▶ **EXCERPT PROVIDED**:
** BEGIN **

# Change Tax File Number?



## maccamlc (Mar 14, 2009)

My wife arrived in Australia with a Prospective Marriage Visa and got a Tax File Number that says she is a Non-Resident.

We have since married and she has a Temporary Resident (Subclass 820) Visa. Does this mean she is a Resident for tax purposes or still a Non-Resident. If it has changed, how do we inform the Tax department of this?

Does her employer need to do anything different if she is a Resident and not a Non-Resident?

Thanks for any information.

Regards
Matt


----------



## Wanderer (Jun 16, 2007)

maccamlc said:


> My wife arrived in Australia with a Prospective Marriage Visa and got a Tax File Number that says she is a Non-Resident.
> 
> We have since married and she has a Temporary Resident (Subclass 820) Visa. Does this mean she is a Resident for tax purposes or still a Non-Resident. If it has changed, how do we inform the Tax department of this?
> 
> ...


I'm a bit surprised Matt that the ATO issue a TFN stipulating someone is a non-resident for AFAIK a TFN is just that and it's up to the holder to nominate in their tax returns whether they're resident or not and even people on WHVs can meet residency for taxation purposes conditions.

** END **

▶ **TASKS TO PERFORM**:
[A] In the tax file number thread, what visa did Matt's wife arrive in Australia with?
[B] Please carry on the tax file number thread from the point where it stops.

▶ **DATASET EXTRACT**:
** BEGIN **

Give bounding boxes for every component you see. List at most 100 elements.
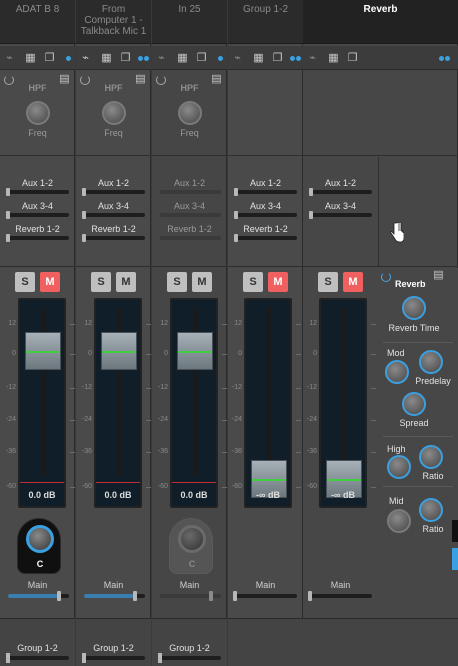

** END **

▶ **ANSWERS TO THE EXERCISE**:
[A] A Prospective Marriage Visa.

[B]
But anyway, it shouldn't make too much difference to what happens now and in fact she should have no trouble proving she has been resident for taxation purposes since she arrived in Australia and if her employer has been deducting tax at the higher non-residency level she ought to get a big refund on lodgement of her tax return after end of June.

You can check the residency requirements for taxation in the personal tax section on Australian Taxation Office Homepage and to just get any formality sorted out, I'd give the tax office a ring and I'd not expect there'll be much if anything that needs to be done.

With her employer, she ought to check whether they have been taxing her at a higher rate and to lower it they may just ask her to complete a new nomination form.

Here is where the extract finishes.